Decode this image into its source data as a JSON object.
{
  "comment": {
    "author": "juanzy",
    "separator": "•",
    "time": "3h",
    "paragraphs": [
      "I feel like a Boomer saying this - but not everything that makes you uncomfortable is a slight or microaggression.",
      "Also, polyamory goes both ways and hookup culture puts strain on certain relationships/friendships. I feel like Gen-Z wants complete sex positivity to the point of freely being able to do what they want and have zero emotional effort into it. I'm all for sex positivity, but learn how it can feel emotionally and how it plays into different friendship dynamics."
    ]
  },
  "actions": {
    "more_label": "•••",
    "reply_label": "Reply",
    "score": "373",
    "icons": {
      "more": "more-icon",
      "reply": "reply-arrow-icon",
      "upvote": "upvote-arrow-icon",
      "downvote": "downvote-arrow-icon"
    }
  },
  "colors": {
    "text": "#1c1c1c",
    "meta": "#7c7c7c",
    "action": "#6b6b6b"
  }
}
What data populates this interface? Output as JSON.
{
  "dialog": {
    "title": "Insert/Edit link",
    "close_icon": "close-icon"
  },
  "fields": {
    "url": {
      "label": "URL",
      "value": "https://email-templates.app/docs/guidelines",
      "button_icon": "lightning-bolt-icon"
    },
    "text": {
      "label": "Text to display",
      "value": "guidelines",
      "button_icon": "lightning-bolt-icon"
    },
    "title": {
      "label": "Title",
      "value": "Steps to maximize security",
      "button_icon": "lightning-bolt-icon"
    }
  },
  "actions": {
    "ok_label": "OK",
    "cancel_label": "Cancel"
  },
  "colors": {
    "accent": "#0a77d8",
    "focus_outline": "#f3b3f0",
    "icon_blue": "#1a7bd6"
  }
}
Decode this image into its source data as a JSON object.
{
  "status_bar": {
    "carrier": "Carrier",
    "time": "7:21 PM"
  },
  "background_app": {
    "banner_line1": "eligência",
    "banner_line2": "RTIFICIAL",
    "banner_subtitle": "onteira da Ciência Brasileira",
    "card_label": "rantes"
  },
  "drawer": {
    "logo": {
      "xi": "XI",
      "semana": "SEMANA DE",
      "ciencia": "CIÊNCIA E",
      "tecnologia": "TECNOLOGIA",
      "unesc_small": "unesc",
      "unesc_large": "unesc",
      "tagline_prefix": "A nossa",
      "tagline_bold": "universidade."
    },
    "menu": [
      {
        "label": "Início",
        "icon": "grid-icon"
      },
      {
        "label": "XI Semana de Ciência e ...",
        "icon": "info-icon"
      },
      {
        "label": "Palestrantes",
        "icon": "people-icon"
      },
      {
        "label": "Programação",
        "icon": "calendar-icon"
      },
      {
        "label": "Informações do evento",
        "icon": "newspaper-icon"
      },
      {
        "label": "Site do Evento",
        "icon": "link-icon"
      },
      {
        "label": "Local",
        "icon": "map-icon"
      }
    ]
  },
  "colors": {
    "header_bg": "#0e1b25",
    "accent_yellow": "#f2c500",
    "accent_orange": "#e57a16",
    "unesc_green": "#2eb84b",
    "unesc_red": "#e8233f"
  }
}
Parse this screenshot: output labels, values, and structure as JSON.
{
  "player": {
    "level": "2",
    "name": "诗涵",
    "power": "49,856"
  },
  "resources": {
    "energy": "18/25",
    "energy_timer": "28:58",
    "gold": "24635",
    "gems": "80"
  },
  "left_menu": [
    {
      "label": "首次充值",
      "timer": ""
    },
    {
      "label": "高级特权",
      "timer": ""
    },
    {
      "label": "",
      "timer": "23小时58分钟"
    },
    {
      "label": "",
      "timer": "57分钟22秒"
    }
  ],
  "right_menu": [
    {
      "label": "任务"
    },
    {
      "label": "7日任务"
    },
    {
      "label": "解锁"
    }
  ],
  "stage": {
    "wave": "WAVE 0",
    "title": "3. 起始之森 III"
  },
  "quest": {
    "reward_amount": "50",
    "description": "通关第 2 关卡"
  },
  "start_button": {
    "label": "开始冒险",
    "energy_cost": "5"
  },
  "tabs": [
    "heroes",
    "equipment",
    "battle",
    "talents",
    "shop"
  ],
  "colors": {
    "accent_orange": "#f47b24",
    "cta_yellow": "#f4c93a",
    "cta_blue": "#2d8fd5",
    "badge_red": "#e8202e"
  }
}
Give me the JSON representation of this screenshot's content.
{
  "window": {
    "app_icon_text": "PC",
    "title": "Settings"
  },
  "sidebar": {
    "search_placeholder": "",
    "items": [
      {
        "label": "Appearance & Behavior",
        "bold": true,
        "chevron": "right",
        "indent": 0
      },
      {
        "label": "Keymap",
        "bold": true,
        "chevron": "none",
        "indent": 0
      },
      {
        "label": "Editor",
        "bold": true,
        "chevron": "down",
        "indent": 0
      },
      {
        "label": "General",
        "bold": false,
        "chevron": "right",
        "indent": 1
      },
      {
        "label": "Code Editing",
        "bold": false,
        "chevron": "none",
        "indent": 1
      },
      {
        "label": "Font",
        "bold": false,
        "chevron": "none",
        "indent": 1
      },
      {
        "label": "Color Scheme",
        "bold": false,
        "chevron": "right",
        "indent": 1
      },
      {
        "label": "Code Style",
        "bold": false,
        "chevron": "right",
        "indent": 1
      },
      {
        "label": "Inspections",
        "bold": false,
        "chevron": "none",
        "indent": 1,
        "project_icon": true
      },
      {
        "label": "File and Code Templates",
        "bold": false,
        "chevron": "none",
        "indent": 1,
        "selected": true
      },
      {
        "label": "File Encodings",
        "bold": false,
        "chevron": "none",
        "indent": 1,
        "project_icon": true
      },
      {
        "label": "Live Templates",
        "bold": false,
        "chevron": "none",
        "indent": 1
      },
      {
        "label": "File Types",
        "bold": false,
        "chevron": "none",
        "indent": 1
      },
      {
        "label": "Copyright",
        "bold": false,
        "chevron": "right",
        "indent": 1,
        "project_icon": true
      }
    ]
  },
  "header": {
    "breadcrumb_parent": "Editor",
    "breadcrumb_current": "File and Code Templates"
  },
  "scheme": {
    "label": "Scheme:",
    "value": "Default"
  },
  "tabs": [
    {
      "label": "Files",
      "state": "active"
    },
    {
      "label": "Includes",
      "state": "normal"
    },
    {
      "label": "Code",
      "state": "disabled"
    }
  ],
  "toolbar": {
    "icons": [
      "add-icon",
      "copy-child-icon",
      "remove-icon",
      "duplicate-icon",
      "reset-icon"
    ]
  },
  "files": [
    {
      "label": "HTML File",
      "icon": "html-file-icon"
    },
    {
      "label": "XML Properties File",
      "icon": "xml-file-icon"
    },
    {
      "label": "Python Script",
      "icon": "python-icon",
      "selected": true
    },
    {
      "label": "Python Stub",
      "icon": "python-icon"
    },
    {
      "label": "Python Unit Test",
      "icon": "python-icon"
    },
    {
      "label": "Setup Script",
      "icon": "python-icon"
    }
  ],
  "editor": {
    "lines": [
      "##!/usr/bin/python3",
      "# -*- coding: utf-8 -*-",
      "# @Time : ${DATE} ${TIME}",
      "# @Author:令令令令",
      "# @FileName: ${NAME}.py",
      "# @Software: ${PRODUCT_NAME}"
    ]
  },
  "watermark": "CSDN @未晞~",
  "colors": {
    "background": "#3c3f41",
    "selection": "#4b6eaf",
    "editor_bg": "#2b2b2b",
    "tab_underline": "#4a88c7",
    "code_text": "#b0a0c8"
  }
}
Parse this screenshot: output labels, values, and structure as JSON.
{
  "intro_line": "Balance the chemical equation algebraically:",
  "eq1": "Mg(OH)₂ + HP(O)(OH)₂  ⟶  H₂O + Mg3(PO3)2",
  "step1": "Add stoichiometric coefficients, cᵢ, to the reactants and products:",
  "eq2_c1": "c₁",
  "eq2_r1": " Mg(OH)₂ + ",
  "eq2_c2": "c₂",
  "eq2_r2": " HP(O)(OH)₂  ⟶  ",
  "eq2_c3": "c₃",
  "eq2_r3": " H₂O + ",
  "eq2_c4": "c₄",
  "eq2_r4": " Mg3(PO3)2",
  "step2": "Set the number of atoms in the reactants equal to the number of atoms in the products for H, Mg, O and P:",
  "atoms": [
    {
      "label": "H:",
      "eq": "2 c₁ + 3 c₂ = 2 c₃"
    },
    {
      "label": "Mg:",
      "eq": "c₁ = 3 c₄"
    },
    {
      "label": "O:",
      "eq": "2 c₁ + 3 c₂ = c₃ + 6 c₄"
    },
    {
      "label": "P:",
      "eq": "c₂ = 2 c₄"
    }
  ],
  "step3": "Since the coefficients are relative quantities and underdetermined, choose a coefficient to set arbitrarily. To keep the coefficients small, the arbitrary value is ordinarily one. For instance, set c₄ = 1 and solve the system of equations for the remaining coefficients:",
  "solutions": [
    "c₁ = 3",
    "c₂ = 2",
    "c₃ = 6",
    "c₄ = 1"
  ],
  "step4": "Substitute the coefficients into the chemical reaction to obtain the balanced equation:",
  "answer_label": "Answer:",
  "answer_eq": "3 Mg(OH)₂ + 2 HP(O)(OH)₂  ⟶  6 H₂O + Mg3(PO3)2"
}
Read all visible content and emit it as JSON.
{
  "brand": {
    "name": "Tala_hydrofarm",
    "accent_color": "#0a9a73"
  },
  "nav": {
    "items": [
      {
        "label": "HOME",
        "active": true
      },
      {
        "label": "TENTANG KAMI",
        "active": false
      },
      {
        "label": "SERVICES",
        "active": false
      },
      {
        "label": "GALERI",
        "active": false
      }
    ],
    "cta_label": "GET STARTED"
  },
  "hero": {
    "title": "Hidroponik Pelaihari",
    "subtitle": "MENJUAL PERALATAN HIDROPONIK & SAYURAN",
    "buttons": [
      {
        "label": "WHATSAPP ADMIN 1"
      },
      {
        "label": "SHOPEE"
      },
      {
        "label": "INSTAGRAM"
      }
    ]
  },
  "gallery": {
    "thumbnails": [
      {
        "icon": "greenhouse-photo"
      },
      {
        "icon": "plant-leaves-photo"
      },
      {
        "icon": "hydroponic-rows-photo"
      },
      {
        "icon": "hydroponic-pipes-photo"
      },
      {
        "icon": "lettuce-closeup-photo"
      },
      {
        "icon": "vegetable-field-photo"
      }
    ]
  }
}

-=-=-=-=-

### INSTRUCTIONS TO FOLLOW
Quote every line from the line containing "Read all visible content and emit it as JSON." through the closing line of the listing, including both.

### SOLUTION TO THE EXERCISE
Read all visible content and emit it as JSON.
{
  "brand": {
    "name": "Tala_hydrofarm",
    "accent_color": "#0a9a73"
  },
  "nav": {
    "items": [
      {
        "label": "HOME",
        "active": true
      },
      {
        "label": "TENTANG KAMI",
        "active": false
      },
      {
        "label": "SERVICES",
        "active": false
      },
      {
        "label": "GALERI",
        "active": false
      }
    ],
    "cta_label": "GET STARTED"
  },
  "hero": {
    "title": "Hidroponik Pelaihari",
    "subtitle": "MENJUAL PERALATAN HIDROPONIK & SAYURAN",
    "buttons": [
      {
        "label": "WHATSAPP ADMIN 1"
      },
      {
        "label": "SHOPEE"
      },
      {
        "label": "INSTAGRAM"
      }
    ]
  },
  "gallery": {
    "thumbnails": [
      {
        "icon": "greenhouse-photo"
      },
      {
        "icon": "plant-leaves-photo"
      },
      {
        "icon": "hydroponic-rows-photo"
      },
      {
        "icon": "hydroponic-pipes-photo"
      },
      {
        "icon": "lettuce-closeup-photo"
      },
      {
        "icon": "vegetable-field-photo"
      }
    ]
  }
}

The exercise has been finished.